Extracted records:
================================

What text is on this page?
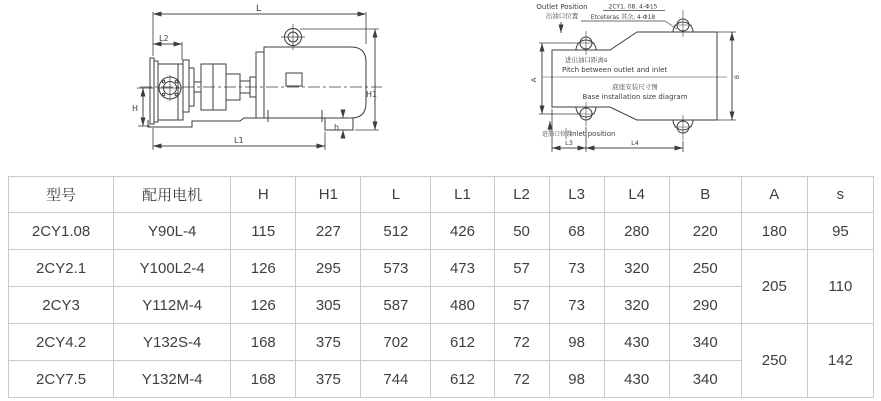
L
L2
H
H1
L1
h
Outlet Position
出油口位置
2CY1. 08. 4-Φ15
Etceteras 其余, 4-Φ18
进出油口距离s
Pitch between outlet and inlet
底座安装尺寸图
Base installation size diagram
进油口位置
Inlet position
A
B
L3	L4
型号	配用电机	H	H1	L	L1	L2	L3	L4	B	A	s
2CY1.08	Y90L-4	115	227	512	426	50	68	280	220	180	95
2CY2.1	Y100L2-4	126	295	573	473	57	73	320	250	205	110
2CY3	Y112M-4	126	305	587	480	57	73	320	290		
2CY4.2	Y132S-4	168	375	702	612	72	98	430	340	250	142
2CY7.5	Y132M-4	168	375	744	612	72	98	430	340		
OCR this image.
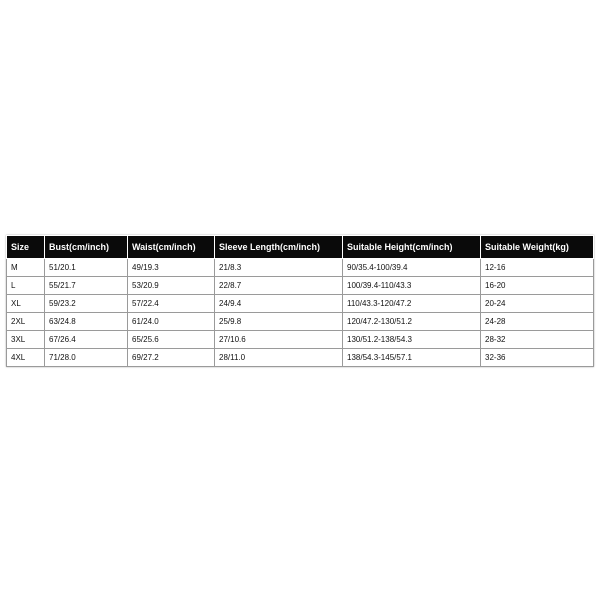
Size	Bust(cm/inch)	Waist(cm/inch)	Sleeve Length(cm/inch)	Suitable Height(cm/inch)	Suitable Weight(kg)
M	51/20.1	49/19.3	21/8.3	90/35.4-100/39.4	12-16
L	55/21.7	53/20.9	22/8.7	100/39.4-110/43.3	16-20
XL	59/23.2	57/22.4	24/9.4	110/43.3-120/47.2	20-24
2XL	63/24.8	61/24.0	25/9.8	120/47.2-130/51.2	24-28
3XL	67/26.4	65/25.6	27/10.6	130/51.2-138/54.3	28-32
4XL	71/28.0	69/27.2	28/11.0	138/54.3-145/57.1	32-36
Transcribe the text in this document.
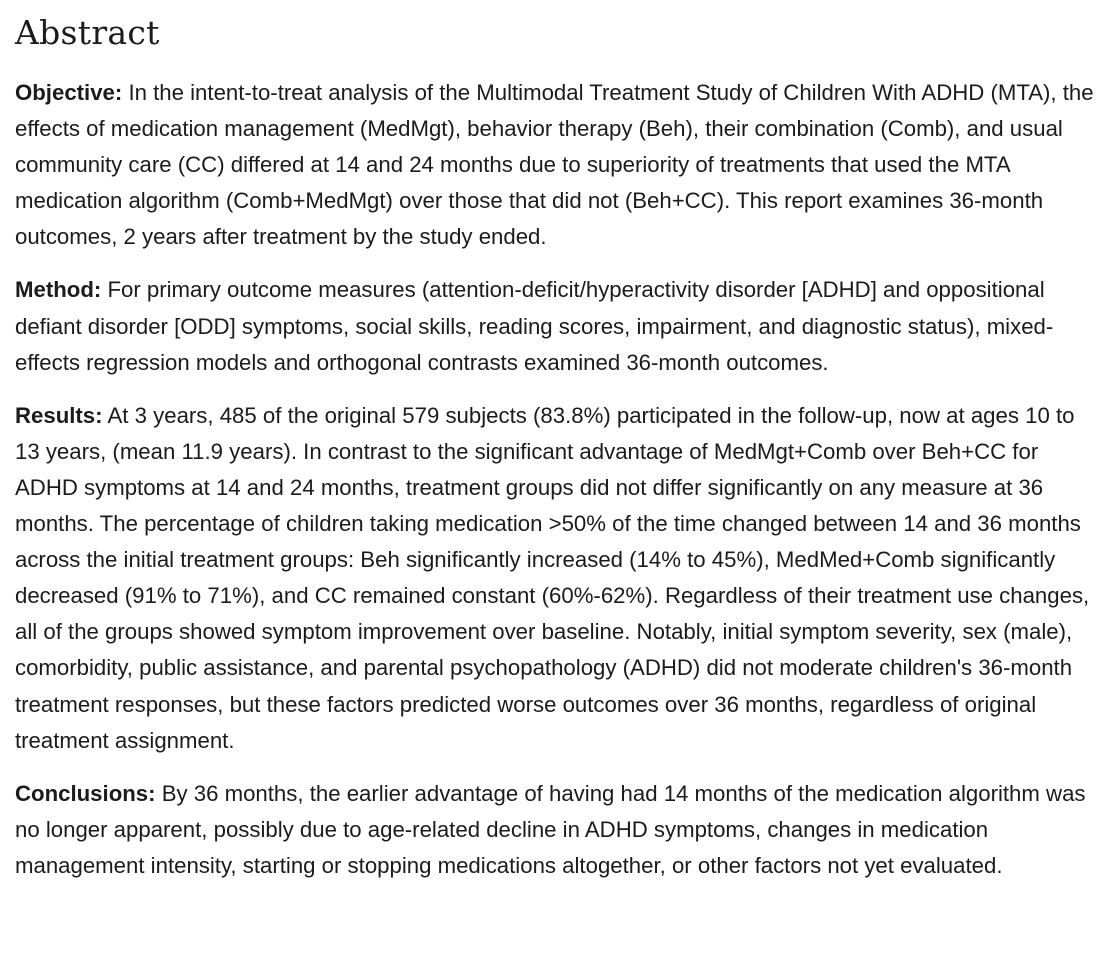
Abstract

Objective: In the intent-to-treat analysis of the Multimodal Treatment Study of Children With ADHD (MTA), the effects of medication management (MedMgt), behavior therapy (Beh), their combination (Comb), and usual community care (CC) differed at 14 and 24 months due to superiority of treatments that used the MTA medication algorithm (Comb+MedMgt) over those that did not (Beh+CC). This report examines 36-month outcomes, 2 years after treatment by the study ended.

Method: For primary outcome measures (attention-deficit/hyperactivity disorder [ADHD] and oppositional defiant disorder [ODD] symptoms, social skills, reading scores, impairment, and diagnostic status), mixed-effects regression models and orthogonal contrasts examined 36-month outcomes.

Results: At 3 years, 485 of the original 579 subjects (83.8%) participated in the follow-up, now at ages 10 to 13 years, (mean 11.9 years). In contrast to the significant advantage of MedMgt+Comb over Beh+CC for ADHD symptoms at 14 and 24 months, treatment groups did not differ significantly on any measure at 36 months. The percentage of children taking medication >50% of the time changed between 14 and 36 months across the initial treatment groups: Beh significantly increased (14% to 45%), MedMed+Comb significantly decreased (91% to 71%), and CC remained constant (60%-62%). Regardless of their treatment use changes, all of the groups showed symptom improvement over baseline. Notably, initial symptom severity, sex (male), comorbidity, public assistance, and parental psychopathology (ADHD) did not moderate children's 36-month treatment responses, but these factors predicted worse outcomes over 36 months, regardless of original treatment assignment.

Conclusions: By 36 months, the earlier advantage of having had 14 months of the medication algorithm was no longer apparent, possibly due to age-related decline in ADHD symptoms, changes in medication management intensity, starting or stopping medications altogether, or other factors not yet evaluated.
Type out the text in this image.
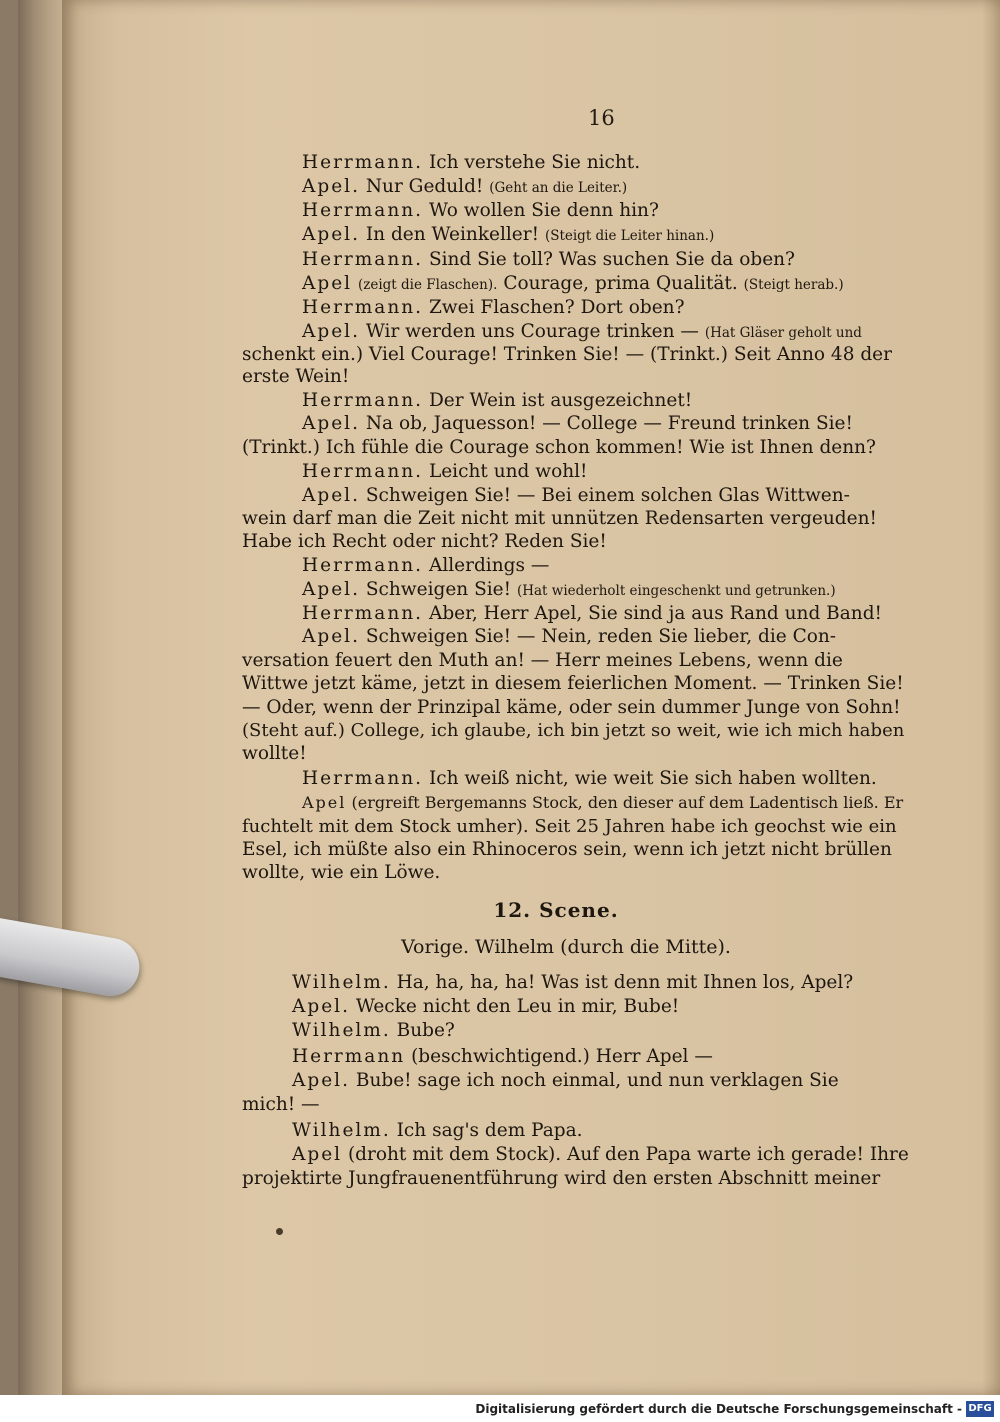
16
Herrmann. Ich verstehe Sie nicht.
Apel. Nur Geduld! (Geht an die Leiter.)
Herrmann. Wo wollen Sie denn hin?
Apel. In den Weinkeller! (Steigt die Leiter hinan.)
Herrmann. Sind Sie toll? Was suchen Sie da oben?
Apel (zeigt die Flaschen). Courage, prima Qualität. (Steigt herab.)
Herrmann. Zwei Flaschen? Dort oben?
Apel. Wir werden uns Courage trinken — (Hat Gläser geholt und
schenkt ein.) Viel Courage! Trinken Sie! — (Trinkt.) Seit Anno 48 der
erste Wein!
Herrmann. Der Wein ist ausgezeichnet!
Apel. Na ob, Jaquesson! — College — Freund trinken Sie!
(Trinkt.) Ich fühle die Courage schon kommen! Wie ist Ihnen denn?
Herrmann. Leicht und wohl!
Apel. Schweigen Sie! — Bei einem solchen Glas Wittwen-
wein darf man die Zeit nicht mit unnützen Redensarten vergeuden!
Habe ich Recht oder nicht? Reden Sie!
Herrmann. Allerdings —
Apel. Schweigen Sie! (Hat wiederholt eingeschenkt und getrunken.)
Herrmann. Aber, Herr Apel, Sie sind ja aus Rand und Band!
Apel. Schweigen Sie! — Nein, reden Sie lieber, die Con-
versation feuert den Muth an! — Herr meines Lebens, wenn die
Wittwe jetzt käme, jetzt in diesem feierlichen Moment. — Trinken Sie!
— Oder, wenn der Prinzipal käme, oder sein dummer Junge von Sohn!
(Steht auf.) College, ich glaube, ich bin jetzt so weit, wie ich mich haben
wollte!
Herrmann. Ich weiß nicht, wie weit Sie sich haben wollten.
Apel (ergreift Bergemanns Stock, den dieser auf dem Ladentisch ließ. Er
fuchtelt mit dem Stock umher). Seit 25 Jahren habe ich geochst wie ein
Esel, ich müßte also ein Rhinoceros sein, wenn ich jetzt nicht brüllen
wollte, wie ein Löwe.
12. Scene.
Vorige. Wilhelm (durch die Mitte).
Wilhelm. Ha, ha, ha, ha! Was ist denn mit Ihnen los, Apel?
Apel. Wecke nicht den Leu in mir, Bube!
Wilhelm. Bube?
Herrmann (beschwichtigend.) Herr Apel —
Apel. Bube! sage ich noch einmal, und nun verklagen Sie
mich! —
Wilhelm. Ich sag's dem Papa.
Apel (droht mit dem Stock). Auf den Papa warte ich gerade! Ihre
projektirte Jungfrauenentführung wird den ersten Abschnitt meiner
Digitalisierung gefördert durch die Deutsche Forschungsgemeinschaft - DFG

================================

Every line containing the string "Papa" must be listed.

Wilhelm. Ich sag's dem Papa.
Apel (droht mit dem Stock). Auf den Papa warte ich gerade! Ihre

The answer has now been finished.